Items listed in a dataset
§
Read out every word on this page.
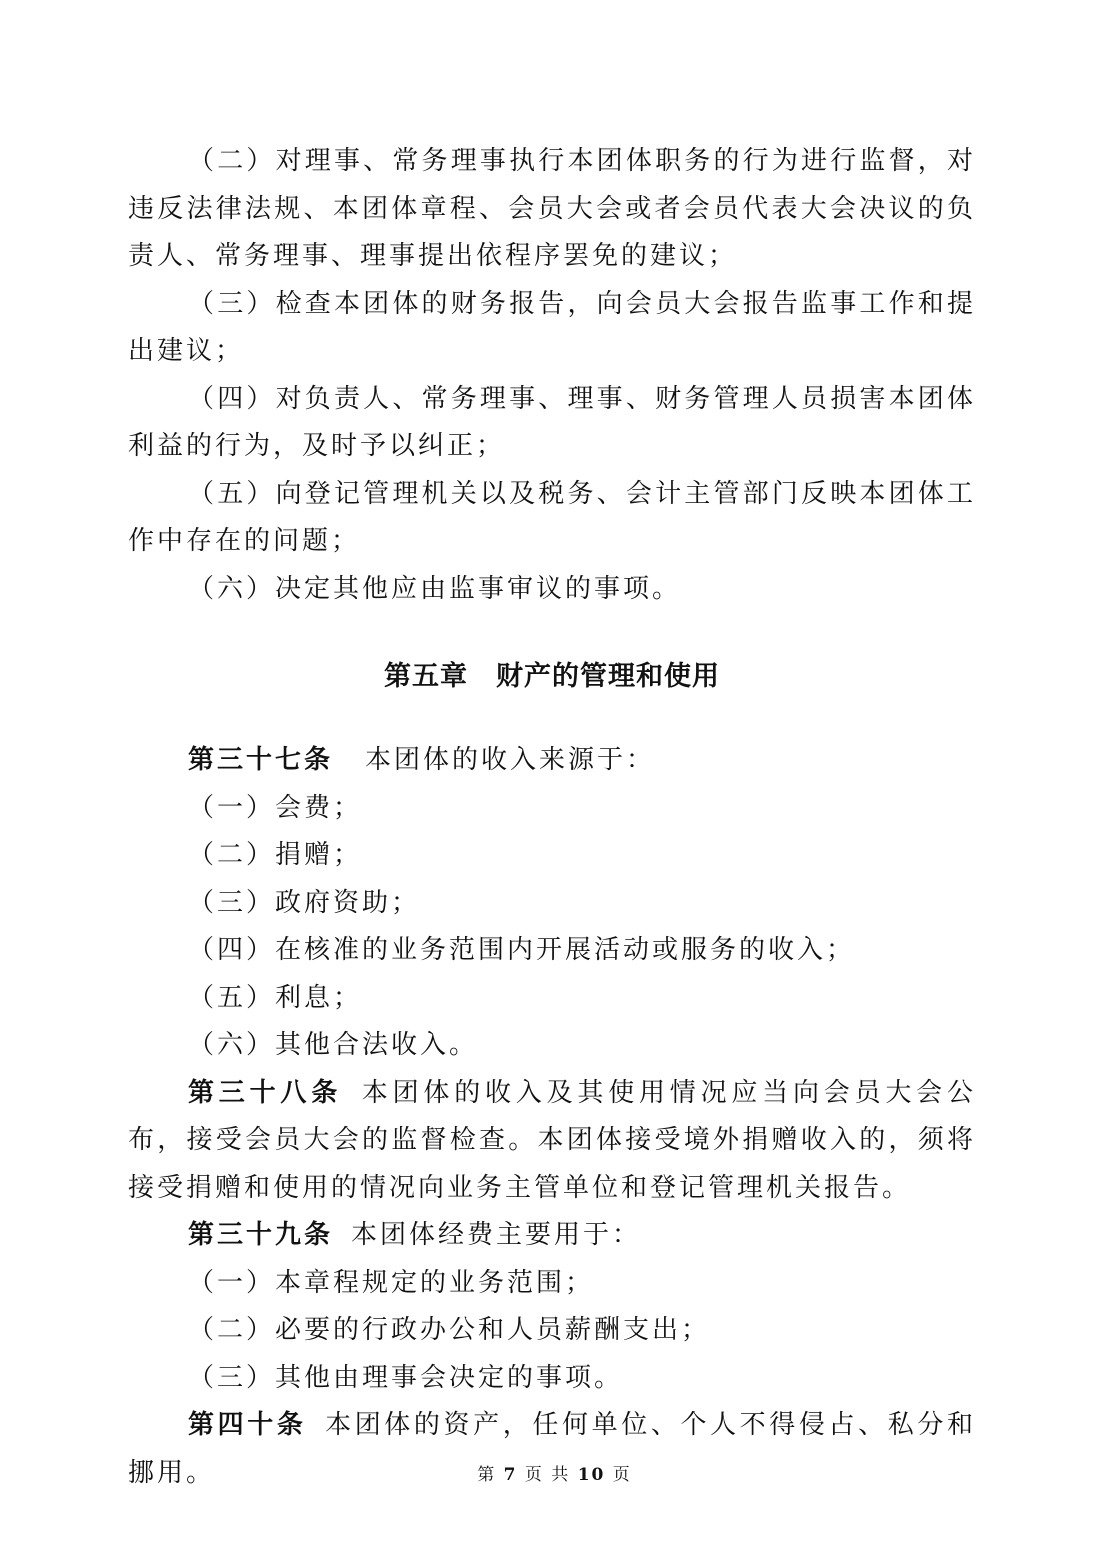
（二）对理事、常务理事执行本团体职务的行为进行监督，对违反法律法规、本团体章程、会员大会或者会员代表大会决议的负责人、常务理事、理事提出依程序罢免的建议；

（三）检查本团体的财务报告，向会员大会报告监事工作和提出建议；

（四）对负责人、常务理事、理事、财务管理人员损害本团体利益的行为，及时予以纠正；

（五）向登记管理机关以及税务、会计主管部门反映本团体工作中存在的问题；

（六）决定其他应由监事审议的事项。

第五章 财产的管理和使用

第三十七条 本团体的收入来源于：

（一）会费；

（二）捐赠；

（三）政府资助；

（四）在核准的业务范围内开展活动或服务的收入；

（五）利息；

（六）其他合法收入。

第三十八条 本团体的收入及其使用情况应当向会员大会公布，接受会员大会的监督检查。本团体接受境外捐赠收入的，须将接受捐赠和使用的情况向业务主管单位和登记管理机关报告。

第三十九条 本团体经费主要用于：

（一）本章程规定的业务范围；

（二）必要的行政办公和人员薪酬支出；

（三）其他由理事会决定的事项。

第四十条 本团体的资产，任何单位、个人不得侵占、私分和挪用。	第 7 页 共 10 页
§
**TASK TO COMPLETE:** Output all the records, word for word, with no pictures in the copy.

**REPLY TO THE TASK:**
Read out every word on this page.
（二）对理事、常务理事执行本团体职务的行为进行监督，对违反法律法规、本团体章程、会员大会或者会员代表大会决议的负责人、常务理事、理事提出依程序罢免的建议；

（三）检查本团体的财务报告，向会员大会报告监事工作和提出建议；

（四）对负责人、常务理事、理事、财务管理人员损害本团体利益的行为，及时予以纠正；

（五）向登记管理机关以及税务、会计主管部门反映本团体工作中存在的问题；

（六）决定其他应由监事审议的事项。

第五章 财产的管理和使用

第三十七条 本团体的收入来源于：

（一）会费；

（二）捐赠；

（三）政府资助；

（四）在核准的业务范围内开展活动或服务的收入；

（五）利息；

（六）其他合法收入。

第三十八条 本团体的收入及其使用情况应当向会员大会公布，接受会员大会的监督检查。本团体接受境外捐赠收入的，须将接受捐赠和使用的情况向业务主管单位和登记管理机关报告。

第三十九条 本团体经费主要用于：

（一）本章程规定的业务范围；

（二）必要的行政办公和人员薪酬支出；

（三）其他由理事会决定的事项。

第四十条 本团体的资产，任何单位、个人不得侵占、私分和挪用。	第 7 页 共 10 页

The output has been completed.